Dataset listings of figures
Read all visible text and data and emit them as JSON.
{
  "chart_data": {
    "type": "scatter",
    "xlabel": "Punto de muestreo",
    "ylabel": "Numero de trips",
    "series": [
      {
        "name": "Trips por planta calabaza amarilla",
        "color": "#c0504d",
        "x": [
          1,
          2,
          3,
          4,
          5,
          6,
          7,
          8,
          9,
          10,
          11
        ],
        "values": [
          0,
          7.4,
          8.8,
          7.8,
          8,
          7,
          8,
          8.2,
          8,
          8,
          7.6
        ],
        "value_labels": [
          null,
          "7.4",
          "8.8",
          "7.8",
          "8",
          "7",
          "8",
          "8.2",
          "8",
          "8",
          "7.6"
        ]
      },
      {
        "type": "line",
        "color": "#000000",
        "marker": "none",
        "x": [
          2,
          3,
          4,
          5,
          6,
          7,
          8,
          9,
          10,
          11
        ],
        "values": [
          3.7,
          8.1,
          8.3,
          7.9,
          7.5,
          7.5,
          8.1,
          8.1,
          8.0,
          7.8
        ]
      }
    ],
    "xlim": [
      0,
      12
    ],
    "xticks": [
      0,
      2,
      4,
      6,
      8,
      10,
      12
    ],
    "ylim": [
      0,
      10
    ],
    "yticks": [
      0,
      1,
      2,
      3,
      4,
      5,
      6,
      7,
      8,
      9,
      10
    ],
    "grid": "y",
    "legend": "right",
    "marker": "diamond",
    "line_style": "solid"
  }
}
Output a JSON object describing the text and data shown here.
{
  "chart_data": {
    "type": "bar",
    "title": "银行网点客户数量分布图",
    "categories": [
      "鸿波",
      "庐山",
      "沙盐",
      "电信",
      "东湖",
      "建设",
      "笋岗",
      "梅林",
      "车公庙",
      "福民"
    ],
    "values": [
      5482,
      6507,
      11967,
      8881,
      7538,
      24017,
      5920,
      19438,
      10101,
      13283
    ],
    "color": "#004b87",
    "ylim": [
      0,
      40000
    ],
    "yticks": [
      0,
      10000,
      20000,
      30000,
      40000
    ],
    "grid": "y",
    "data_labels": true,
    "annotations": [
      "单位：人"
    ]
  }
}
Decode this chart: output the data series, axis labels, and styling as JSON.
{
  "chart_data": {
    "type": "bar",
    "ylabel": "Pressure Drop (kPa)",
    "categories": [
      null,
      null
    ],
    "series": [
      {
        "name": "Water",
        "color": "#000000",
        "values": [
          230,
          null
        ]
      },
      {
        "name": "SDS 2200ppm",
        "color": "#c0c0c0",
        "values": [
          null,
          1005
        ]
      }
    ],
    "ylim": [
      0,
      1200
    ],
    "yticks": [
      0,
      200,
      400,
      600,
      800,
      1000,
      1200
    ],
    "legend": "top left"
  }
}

EXERCISE DETAILS: Report how many lines in the records hold the word "type", giving the number and nothing else.

RESULT OF THE EXERCISE: 4